▶ [SET PROBLEM] Find each line with "theories" and copy it.

▶ [DATA FOR THIS EXERCISE]
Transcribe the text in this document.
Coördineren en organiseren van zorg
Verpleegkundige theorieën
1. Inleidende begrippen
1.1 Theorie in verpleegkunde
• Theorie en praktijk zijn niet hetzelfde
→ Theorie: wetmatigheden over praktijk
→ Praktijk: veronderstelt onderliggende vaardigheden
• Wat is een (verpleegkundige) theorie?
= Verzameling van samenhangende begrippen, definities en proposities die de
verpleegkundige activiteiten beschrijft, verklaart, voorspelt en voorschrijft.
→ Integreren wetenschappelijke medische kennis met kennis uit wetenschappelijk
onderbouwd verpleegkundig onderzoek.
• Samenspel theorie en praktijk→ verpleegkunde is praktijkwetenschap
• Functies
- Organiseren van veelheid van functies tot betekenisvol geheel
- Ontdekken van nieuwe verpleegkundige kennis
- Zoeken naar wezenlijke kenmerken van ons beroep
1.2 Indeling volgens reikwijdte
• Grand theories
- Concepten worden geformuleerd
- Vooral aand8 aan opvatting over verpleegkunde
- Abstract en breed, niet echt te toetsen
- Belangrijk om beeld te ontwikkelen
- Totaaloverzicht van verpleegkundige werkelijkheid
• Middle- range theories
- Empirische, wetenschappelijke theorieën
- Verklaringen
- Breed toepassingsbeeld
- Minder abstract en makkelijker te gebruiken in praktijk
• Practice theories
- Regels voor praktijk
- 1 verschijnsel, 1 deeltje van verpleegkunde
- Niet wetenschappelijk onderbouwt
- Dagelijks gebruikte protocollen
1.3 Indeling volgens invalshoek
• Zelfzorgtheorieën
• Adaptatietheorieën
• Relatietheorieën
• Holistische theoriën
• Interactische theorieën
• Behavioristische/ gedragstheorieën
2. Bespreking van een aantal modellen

▶ [COMPLETE ANSWER]
• Grand theories
• Middle- range theories
• Practice theories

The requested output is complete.